> **SOURCE PASSAGE**:
Table 1 Copy number of the SDIns polymorphisms in our study cohorts

Fully compliant with the result of our screening approach, we verified by Oxford Nanopore Cas9-based targeted long-read sequencing the presence of two copies of the SDIns – one located in the most proximal gene copy and the other located in the most distal gene copy – in a color vision deficient subject carrying a total of four gene copies (Fig. 3).

Fig. 3: Cas9-based targeted long-read sequencing of Cas9-enriched OPN1LW-OPN1MW gene cluster in a deuteranomalous proband with four opsin gene copies.

Long reads mapped to hg38 are visualized in IGV and colored by read strand. A total of four CRISPR/Cas9 excision cuts (yellow and shaded triangles) were designed to specifically capture the complete OPN1LW-OPN1MW gene cluster. The sequences at the excision sites were used to guide a custom alignment to the hg38 reference. A total of two copies of the SDIns (blue triangle) were found in this subject, one in the most proximal SD copy (including an OPN1LW gene) and another in the most distal SD copy (including an OPN1MW gene). The SDIns copies in SD1 and SD4 are covered by 24 and 21 long reads, respectively. A total of five ultra-long reads cover the complete 154 kb sized OPN1LW-OPN1MW gene cluster also spanning both SDIns insertions in SD1 and SD4.

To demonstrate the misleading or inconsistent results which in some cases may arise from the strategy proposed by Haer-Wigman and colleagues, we designed long distance PCR amplicons (see Supplementary Methods and Supplementary Table 1 for primer sequences) to amplify and sequence exon 5 from the most proximal and the most distal gene copy in comparison to the sequence obtained with the said terminal gene copy amplicon (LD-X) from this prior study. In proband #5762 which harbors the SDIns in the proximal gene copy (see also Fig. 2), we observed OPN1LW and OPN1MW exon 5 sequences for the proximal and the distal gene copy, respectively, but an OPN1LW exon 5 sequence for the said LD-X amplicon (Fig. 4a). As a second example, we investigated proband #3327, a male patient with a clinical diagnosis of incomplete achromatopsia who was found to carry three opsin gene copies and three copies of the SDIns. Comparative exon 5 sequencing revealed OPN1LW and OPN1MW sequences for the most proximal and the most distal gene copy, respectively, but an overlay of OPN1LW and OPN1MW sequences for the said LD-X amplicon (Fig. 4b). Similarly, overlaid sequences were obtained from the said LD-X amplicon for exon 3 (Supplementary Fig. 2) which thereby precludes the determination of variant haplotypes, some of which are known to cause splicing defects^9,10,11,12, an issue of major importance in current X-linked cone opsin gene genetic diagnostics.

Fig. 4: Different exon 5 sequences based on the design of LD PCR amplicons.

> **EXERCISE REQUIREMENTS**: Copy the opsin gene passage between "Long reads mapped" and "SD1 and SD4.", inclusive, substituting "GRCh38" for each "hg38".

(Document understanding data)
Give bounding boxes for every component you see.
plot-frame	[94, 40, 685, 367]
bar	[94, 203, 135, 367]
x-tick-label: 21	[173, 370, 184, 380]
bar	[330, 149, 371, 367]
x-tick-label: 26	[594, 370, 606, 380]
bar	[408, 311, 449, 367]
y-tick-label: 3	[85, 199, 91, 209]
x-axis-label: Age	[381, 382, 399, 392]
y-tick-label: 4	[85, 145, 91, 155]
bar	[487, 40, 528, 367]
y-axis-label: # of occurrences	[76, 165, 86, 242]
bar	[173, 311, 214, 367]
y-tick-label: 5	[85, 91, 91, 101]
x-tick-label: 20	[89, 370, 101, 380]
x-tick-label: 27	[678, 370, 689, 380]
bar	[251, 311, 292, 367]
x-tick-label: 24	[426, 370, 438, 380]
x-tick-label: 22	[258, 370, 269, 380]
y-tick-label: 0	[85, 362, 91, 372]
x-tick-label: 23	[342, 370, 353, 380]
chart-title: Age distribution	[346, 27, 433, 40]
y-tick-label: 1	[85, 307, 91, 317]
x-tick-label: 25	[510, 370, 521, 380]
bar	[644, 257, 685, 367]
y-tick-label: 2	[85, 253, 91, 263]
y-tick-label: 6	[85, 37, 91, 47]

> **RESULT**:
Long reads mapped to GRCh38 are visualized in IGV and colored by read strand. A total of four CRISPR/Cas9 excision cuts (yellow and shaded triangles) were designed to specifically capture the complete OPN1LW-OPN1MW gene cluster. The sequences at the excision sites were used to guide a custom alignment to the GRCh38 reference. A total of two copies of the SDIns (blue triangle) were found in this subject, one in the most proximal SD copy (including an OPN1LW gene) and another in the most distal SD copy (including an OPN1MW gene). The SDIns copies in SD1 and SD4 are covered by 24 and 21 long reads, respectively. A total of five ultra-long reads cover the complete 154 kb sized OPN1LW-OPN1MW gene cluster also spanning both SDIns insertions in SD1 and SD4.